__Written instruction__. Return the line containing "Serialize everything readable" and all lines after it exactly; stop at the end of the material.

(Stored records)

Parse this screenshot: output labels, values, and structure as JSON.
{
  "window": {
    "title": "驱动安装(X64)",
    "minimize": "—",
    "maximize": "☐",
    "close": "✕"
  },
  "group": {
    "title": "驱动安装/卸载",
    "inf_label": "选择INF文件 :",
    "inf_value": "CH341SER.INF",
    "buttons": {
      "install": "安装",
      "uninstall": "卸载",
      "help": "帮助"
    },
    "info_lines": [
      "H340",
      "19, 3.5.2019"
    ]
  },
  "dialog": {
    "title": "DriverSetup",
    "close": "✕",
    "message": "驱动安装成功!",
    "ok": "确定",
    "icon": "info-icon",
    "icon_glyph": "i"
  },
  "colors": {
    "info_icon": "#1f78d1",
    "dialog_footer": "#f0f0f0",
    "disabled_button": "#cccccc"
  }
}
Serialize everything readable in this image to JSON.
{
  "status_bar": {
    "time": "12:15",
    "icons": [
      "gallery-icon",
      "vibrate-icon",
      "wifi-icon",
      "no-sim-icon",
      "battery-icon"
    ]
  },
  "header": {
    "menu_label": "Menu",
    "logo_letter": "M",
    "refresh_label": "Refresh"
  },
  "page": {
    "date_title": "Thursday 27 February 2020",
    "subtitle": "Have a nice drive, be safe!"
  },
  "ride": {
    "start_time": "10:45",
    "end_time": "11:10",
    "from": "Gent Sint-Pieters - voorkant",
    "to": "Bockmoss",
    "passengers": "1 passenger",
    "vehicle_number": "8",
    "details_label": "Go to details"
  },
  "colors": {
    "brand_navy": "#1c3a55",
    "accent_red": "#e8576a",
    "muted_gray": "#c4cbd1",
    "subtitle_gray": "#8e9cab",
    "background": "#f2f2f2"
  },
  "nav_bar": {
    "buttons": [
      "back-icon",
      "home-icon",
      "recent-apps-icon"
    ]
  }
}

__The response__.
Serialize everything readable in this image to JSON.
{
  "status_bar": {
    "time": "12:15",
    "icons": [
      "gallery-icon",
      "vibrate-icon",
      "wifi-icon",
      "no-sim-icon",
      "battery-icon"
    ]
  },
  "header": {
    "menu_label": "Menu",
    "logo_letter": "M",
    "refresh_label": "Refresh"
  },
  "page": {
    "date_title": "Thursday 27 February 2020",
    "subtitle": "Have a nice drive, be safe!"
  },
  "ride": {
    "start_time": "10:45",
    "end_time": "11:10",
    "from": "Gent Sint-Pieters - voorkant",
    "to": "Bockmoss",
    "passengers": "1 passenger",
    "vehicle_number": "8",
    "details_label": "Go to details"
  },
  "colors": {
    "brand_navy": "#1c3a55",
    "accent_red": "#e8576a",
    "muted_gray": "#c4cbd1",
    "subtitle_gray": "#8e9cab",
    "background": "#f2f2f2"
  },
  "nav_bar": {
    "buttons": [
      "back-icon",
      "home-icon",
      "recent-apps-icon"
    ]
  }
}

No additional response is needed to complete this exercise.